• **Your objective**
Gather up the lines that contain "color".

[Entries with figure data]
:::

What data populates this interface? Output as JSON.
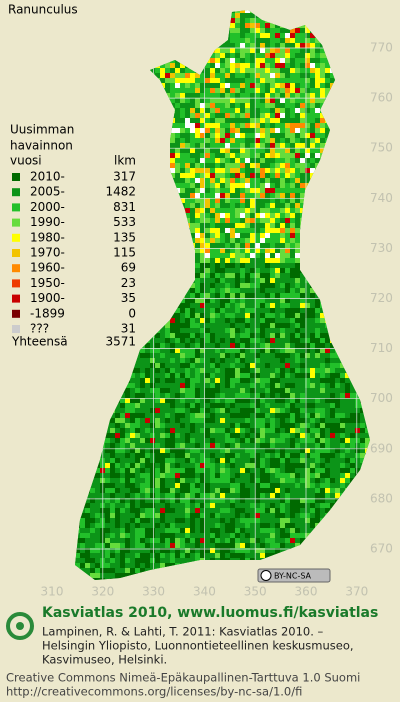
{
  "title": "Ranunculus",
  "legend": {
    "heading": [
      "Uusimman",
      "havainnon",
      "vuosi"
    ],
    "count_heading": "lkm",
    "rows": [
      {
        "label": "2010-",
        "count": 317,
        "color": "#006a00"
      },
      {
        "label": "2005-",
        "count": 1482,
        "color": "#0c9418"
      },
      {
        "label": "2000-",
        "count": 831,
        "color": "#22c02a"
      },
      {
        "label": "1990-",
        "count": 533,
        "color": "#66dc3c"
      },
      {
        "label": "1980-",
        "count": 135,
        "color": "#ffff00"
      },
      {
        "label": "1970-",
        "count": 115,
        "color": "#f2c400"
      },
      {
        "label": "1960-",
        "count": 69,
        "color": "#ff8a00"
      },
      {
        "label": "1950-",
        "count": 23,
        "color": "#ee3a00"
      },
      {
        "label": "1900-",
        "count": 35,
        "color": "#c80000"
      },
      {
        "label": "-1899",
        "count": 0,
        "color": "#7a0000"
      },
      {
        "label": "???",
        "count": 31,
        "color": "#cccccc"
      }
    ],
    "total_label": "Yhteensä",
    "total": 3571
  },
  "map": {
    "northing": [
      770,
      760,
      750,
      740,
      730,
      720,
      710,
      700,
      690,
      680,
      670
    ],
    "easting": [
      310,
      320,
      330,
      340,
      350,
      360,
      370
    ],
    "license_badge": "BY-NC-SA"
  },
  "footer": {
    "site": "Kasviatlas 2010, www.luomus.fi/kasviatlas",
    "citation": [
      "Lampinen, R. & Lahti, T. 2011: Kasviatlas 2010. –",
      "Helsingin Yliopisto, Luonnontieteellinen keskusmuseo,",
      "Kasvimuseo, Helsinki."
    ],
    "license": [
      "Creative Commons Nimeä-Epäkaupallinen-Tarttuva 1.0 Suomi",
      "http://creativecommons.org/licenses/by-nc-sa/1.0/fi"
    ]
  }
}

:::

• **Exercise solution**
        "color": "#006a00"
        "color": "#0c9418"
        "color": "#22c02a"
        "color": "#66dc3c"
        "color": "#ffff00"
        "color": "#f2c400"
        "color": "#ff8a00"
        "color": "#ee3a00"
        "color": "#c80000"
        "color": "#7a0000"
        "color": "#cccccc"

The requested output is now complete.